EXERCISE DETAILS
From the entries that follow, list every line in which the string "Numero" appears.

— start —

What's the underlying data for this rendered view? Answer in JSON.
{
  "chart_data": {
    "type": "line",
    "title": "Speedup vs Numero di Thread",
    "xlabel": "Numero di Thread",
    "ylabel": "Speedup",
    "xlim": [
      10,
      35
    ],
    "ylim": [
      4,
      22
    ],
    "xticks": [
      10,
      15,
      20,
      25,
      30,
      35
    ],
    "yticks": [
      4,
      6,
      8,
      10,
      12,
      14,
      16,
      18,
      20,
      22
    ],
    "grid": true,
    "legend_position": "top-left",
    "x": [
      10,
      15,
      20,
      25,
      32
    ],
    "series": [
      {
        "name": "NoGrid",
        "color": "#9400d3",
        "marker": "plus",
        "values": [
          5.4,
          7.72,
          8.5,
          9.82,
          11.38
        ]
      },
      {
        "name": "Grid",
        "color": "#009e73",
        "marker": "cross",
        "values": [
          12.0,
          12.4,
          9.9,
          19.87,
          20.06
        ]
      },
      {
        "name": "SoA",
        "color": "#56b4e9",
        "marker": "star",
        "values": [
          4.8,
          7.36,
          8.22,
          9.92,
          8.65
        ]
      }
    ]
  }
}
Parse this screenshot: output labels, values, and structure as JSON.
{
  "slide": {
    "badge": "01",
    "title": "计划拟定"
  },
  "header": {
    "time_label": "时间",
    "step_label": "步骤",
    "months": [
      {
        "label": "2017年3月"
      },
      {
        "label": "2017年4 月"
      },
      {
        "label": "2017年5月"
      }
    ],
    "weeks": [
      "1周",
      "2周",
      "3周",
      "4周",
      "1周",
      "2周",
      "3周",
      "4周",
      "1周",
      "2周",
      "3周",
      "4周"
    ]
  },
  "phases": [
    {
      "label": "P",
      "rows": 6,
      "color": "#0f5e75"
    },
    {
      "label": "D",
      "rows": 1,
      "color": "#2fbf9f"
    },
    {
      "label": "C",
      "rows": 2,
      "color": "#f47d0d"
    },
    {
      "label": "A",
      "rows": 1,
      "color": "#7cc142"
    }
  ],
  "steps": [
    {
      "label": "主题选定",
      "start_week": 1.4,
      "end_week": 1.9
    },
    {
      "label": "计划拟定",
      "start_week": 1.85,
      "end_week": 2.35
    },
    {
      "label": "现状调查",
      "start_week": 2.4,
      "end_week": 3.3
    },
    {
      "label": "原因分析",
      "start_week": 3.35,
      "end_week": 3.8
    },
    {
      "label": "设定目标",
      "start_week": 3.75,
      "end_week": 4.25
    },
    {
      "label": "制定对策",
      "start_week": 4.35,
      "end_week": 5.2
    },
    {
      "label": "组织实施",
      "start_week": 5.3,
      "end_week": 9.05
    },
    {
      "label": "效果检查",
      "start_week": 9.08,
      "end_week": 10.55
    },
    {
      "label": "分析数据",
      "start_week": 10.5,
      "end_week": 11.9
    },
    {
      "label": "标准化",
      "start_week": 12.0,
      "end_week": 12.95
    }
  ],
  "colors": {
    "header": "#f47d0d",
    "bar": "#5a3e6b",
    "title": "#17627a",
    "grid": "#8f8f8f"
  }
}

— end —

RESULT OF THIS TASK
    "title": "Speedup vs Numero di Thread",
    "xlabel": "Numero di Thread",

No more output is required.